In the passage about online marketing, what is named as the limited resource?

━━ Document passage ━━

Is it really that screwed up on the back end of the curve?


External online marketing needs to tag web sites and calculate data.  So internal marketing has to get curious about what is going on.  Internal marketing is using analytics to track internal behavioral and CMS to maximize conversions.  A Director-level person who oversees these two units has to be gathering data from both groups and must begin to get curious about the relationships between the two – this would represent common sense intelligence.  If not, then stupid people are running a lot of marketing organizations.  Maybe that is a truth.  But I am meeting a lot of intelligent people.  I work on the front of the curve too … so maybe I work with smarter people … but I think our industry as a whole is comprised of people on the top and front-end of the curve.  I think that a lot of people struggle with these problems, but I also think that the technologies are in place or are being put in place to take maximize.  As always, time is the limited resource.


Anyway, placing these two efforts together is just common sense.  This is why behavioral targeting has become so popular.  This is why lead generation advertising is becoming so popular.  This is why landing-page A/B testing with companies like CoreMetrics is gaining so much attention.  None of these initiatives can happen without internal marketing being at least engaged.

━━━
━━ Record extracts ━━

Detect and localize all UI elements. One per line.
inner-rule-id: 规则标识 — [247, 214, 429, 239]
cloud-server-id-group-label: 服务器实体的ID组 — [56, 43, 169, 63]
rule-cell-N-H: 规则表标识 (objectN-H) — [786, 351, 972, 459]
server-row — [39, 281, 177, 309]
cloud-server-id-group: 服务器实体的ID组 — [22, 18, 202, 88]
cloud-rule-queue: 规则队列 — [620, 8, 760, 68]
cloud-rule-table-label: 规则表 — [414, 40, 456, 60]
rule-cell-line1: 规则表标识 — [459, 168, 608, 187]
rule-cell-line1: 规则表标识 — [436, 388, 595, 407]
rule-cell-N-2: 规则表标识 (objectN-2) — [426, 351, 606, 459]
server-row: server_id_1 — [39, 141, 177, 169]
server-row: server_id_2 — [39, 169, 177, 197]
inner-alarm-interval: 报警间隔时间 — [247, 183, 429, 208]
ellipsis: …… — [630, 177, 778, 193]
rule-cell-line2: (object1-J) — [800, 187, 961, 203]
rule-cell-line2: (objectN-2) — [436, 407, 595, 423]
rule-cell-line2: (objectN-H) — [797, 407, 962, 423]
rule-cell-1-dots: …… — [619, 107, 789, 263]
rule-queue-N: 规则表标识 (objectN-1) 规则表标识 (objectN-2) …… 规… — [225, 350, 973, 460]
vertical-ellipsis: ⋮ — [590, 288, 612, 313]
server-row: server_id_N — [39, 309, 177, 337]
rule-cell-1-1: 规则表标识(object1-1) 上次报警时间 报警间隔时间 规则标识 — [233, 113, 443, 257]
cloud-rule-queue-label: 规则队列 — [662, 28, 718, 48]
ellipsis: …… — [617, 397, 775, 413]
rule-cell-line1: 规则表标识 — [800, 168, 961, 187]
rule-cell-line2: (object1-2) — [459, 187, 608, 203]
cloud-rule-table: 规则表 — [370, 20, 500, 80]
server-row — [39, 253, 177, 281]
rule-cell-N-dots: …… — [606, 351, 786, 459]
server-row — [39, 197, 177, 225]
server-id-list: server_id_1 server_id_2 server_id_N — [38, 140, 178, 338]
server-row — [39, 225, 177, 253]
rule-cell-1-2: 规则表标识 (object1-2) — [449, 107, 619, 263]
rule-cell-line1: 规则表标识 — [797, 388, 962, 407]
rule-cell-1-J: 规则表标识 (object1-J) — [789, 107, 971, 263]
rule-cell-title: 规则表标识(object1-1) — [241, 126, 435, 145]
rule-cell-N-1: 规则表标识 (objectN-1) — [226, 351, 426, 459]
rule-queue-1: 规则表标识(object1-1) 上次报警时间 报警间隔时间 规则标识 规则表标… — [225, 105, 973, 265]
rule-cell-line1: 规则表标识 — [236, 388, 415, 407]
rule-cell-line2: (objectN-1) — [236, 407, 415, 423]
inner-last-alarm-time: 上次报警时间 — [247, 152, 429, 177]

━━━

• **Exercise output**
Time.